— start SOURCE RECORDS —

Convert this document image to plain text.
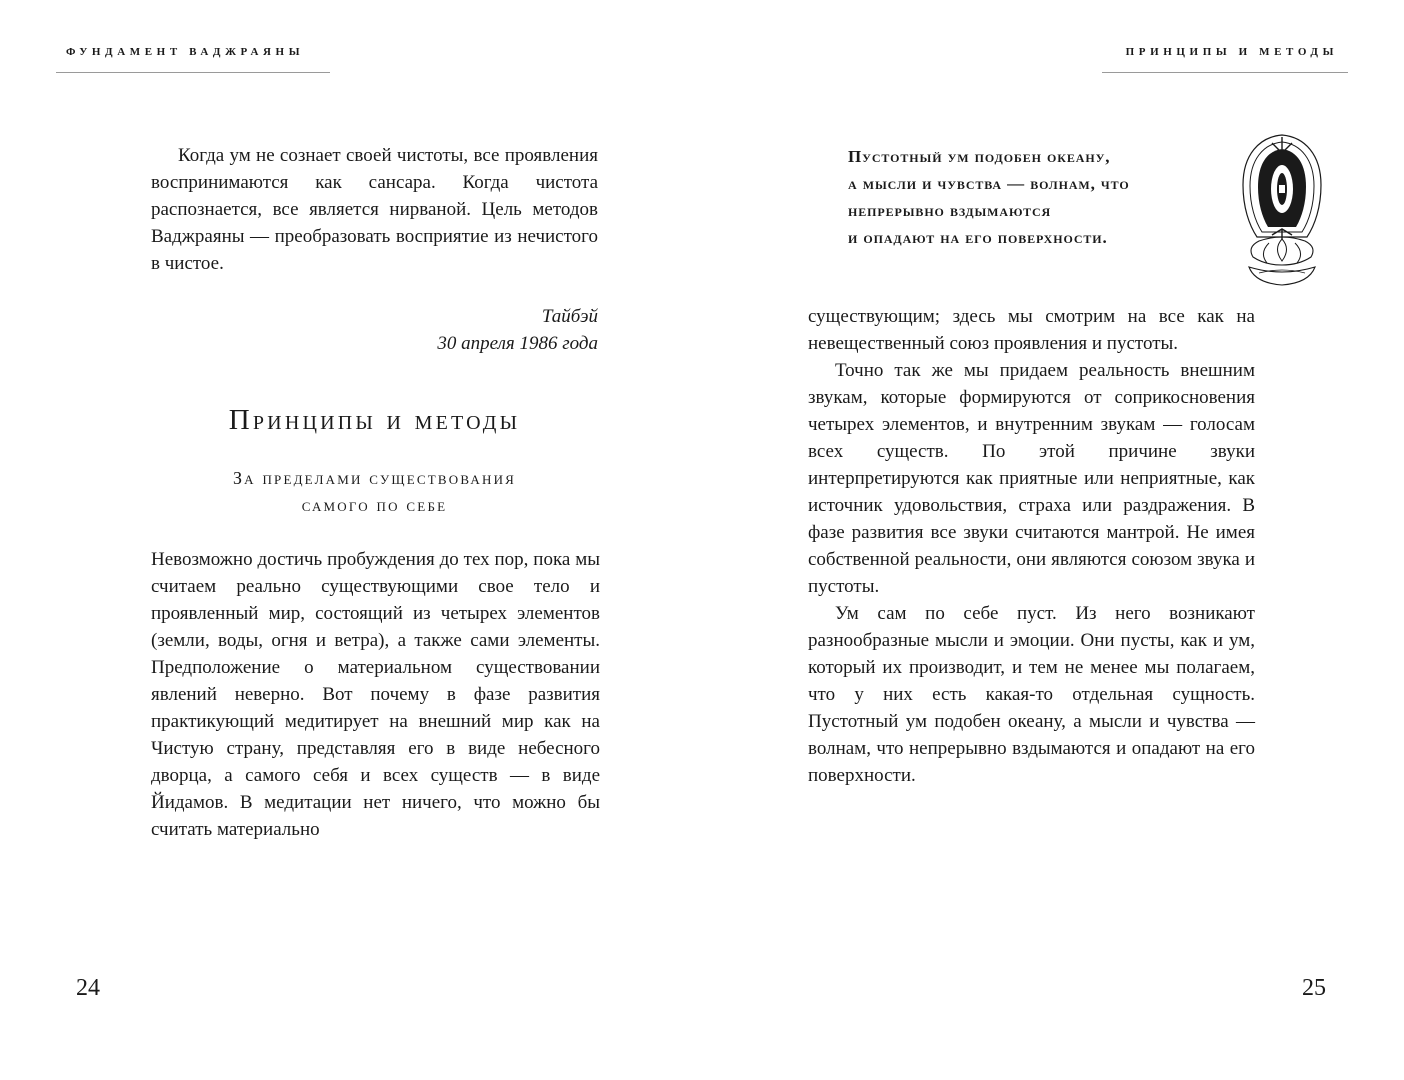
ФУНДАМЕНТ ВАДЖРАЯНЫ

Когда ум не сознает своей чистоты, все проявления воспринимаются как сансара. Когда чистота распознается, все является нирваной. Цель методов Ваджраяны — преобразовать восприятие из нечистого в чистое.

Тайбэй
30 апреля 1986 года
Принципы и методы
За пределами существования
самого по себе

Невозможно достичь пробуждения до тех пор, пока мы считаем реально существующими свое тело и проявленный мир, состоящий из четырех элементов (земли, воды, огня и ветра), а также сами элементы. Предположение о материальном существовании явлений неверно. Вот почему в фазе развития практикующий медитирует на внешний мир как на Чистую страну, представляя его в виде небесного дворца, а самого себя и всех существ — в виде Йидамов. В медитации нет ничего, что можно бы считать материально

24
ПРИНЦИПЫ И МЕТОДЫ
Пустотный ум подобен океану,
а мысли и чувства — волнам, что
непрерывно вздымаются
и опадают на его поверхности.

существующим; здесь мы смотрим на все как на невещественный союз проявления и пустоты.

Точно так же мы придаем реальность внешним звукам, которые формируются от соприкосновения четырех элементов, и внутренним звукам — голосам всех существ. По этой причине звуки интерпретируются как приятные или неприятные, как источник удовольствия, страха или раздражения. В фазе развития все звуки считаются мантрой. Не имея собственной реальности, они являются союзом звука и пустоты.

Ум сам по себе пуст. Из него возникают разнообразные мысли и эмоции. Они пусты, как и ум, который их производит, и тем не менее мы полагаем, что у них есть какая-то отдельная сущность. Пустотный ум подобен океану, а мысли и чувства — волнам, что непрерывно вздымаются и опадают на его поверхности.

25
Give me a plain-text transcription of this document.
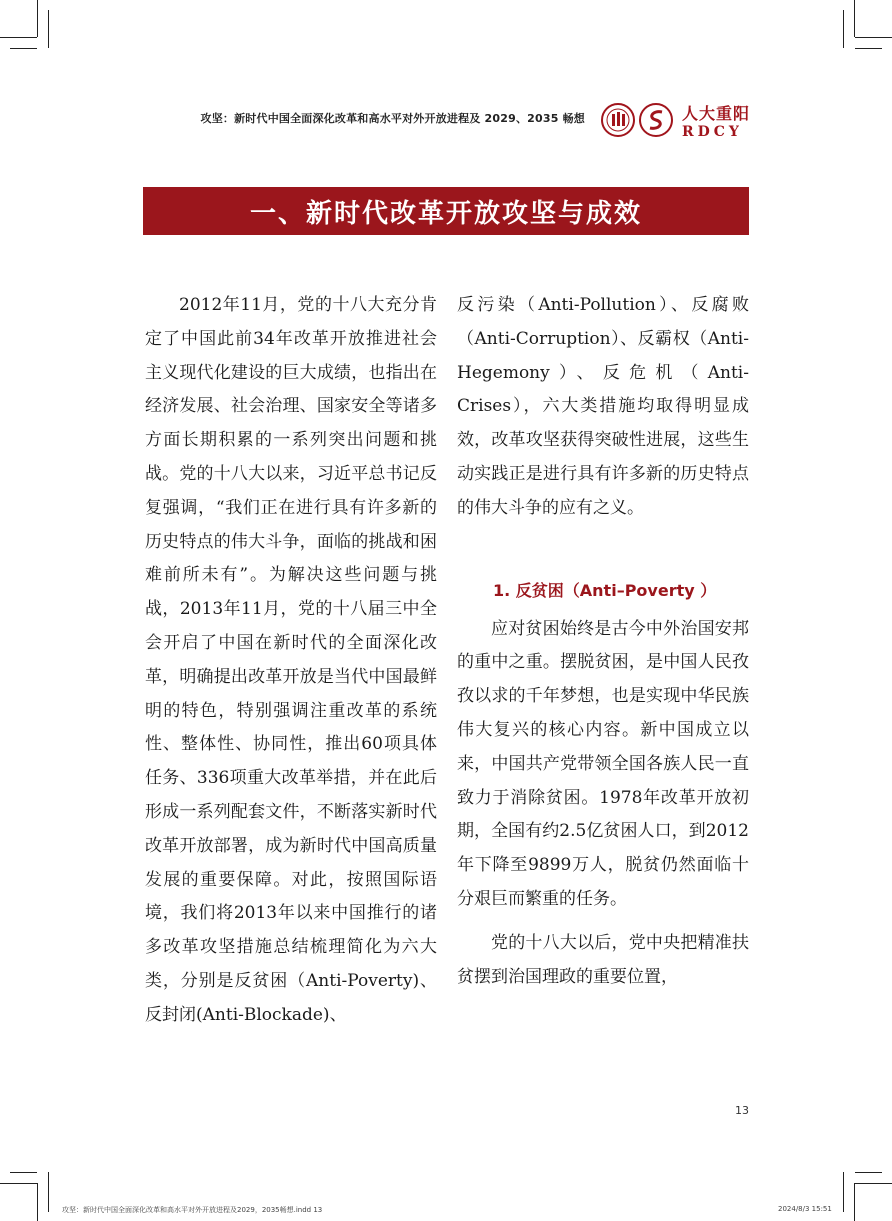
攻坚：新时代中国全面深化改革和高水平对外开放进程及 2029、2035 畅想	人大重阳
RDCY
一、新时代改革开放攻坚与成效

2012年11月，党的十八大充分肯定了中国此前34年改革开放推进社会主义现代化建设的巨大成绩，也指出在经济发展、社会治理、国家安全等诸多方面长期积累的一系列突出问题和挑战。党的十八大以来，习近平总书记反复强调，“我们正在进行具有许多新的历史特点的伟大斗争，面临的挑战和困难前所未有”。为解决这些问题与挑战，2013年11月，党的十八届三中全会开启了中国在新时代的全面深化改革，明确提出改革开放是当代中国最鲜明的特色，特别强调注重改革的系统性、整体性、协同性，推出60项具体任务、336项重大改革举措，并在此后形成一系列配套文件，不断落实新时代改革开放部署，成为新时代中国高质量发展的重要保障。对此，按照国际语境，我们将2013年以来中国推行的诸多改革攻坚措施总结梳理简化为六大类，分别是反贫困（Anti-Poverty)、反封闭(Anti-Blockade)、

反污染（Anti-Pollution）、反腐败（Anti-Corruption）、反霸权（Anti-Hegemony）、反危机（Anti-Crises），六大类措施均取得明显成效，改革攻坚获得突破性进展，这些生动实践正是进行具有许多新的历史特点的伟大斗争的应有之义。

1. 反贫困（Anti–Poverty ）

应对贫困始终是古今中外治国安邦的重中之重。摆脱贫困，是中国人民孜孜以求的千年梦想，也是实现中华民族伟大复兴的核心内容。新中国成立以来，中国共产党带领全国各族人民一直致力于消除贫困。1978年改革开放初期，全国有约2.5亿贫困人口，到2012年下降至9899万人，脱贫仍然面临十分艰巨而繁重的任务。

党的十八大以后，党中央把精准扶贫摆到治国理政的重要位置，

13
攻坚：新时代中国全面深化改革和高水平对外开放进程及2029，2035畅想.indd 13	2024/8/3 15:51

— end SOURCE RECORDS —
— start SOURCE RECORDS —

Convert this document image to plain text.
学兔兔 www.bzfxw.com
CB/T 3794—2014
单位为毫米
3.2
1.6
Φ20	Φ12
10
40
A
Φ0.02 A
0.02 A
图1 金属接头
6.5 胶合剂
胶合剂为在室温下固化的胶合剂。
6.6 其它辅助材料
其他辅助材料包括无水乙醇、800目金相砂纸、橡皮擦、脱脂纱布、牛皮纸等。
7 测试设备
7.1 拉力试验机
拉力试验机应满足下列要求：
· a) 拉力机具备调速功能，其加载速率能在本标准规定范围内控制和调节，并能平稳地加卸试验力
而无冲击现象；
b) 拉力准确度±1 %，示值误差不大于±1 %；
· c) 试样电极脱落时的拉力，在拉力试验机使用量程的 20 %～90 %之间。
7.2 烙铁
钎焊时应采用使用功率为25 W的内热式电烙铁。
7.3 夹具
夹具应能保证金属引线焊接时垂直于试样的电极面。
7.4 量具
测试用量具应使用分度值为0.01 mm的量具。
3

— end SOURCE RECORDS —

THE REQUEST:
Identify which lines contain the word "волнам" and copy each one.

RESPONSE TO THIS TASK:
а мысли и чувства — волнам, что
Ум сам по себе пуст. Из него возникают разнообразные мысли и эмоции. Они пусты, как и ум, который их производит, и тем не менее мы полагаем, что у них есть какая-то отдельная сущность. Пустотный ум подобен океану, а мысли и чувства — волнам, что непрерывно вздымаются и опадают на его поверхности.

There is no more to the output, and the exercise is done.